(Records from a dataset)
## Begin

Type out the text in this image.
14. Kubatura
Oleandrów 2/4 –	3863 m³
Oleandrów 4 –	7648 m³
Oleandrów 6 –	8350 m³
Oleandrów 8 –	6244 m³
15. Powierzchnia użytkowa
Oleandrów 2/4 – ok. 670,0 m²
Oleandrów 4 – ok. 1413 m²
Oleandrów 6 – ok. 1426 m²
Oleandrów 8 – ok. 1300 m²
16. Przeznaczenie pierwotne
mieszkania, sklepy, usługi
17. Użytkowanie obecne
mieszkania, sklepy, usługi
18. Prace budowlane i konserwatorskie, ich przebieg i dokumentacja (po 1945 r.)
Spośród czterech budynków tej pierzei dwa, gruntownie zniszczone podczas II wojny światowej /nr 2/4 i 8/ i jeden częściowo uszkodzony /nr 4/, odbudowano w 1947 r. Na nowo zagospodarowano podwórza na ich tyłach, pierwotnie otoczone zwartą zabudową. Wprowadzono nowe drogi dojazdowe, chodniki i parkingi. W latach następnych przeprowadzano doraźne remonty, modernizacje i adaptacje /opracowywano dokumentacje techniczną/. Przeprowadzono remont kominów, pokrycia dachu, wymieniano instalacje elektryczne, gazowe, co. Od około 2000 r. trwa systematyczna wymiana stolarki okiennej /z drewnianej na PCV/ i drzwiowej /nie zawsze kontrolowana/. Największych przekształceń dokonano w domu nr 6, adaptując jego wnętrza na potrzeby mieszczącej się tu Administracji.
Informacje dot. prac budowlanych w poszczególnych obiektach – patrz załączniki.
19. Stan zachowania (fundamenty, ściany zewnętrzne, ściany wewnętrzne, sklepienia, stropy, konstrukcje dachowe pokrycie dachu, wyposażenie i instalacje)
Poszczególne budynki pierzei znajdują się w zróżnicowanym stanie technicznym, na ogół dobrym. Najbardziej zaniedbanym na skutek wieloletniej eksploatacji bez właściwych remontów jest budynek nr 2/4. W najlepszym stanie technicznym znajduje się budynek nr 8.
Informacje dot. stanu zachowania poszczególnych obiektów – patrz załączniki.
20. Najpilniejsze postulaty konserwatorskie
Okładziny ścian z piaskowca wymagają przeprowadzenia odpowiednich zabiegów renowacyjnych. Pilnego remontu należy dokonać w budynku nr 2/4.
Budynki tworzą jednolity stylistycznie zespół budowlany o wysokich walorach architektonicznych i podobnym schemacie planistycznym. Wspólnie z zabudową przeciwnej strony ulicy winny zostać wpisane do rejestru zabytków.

## End

The request — Repeat the listing above without any change.

Answer to this problem —
Type out the text in this image.
14. Kubatura
Oleandrów 2/4 –	3863 m³
Oleandrów 4 –	7648 m³
Oleandrów 6 –	8350 m³
Oleandrów 8 –	6244 m³
15. Powierzchnia użytkowa
Oleandrów 2/4 – ok. 670,0 m²
Oleandrów 4 – ok. 1413 m²
Oleandrów 6 – ok. 1426 m²
Oleandrów 8 – ok. 1300 m²
16. Przeznaczenie pierwotne
mieszkania, sklepy, usługi
17. Użytkowanie obecne
mieszkania, sklepy, usługi
18. Prace budowlane i konserwatorskie, ich przebieg i dokumentacja (po 1945 r.)
Spośród czterech budynków tej pierzei dwa, gruntownie zniszczone podczas II wojny światowej /nr 2/4 i 8/ i jeden częściowo uszkodzony /nr 4/, odbudowano w 1947 r. Na nowo zagospodarowano podwórza na ich tyłach, pierwotnie otoczone zwartą zabudową. Wprowadzono nowe drogi dojazdowe, chodniki i parkingi. W latach następnych przeprowadzano doraźne remonty, modernizacje i adaptacje /opracowywano dokumentacje techniczną/. Przeprowadzono remont kominów, pokrycia dachu, wymieniano instalacje elektryczne, gazowe, co. Od około 2000 r. trwa systematyczna wymiana stolarki okiennej /z drewnianej na PCV/ i drzwiowej /nie zawsze kontrolowana/. Największych przekształceń dokonano w domu nr 6, adaptując jego wnętrza na potrzeby mieszczącej się tu Administracji.
Informacje dot. prac budowlanych w poszczególnych obiektach – patrz załączniki.
19. Stan zachowania (fundamenty, ściany zewnętrzne, ściany wewnętrzne, sklepienia, stropy, konstrukcje dachowe pokrycie dachu, wyposażenie i instalacje)
Poszczególne budynki pierzei znajdują się w zróżnicowanym stanie technicznym, na ogół dobrym. Najbardziej zaniedbanym na skutek wieloletniej eksploatacji bez właściwych remontów jest budynek nr 2/4. W najlepszym stanie technicznym znajduje się budynek nr 8.
Informacje dot. stanu zachowania poszczególnych obiektów – patrz załączniki.
20. Najpilniejsze postulaty konserwatorskie
Okładziny ścian z piaskowca wymagają przeprowadzenia odpowiednich zabiegów renowacyjnych. Pilnego remontu należy dokonać w budynku nr 2/4.
Budynki tworzą jednolity stylistycznie zespół budowlany o wysokich walorach architektonicznych i podobnym schemacie planistycznym. Wspólnie z zabudową przeciwnej strony ulicy winny zostać wpisane do rejestru zabytków.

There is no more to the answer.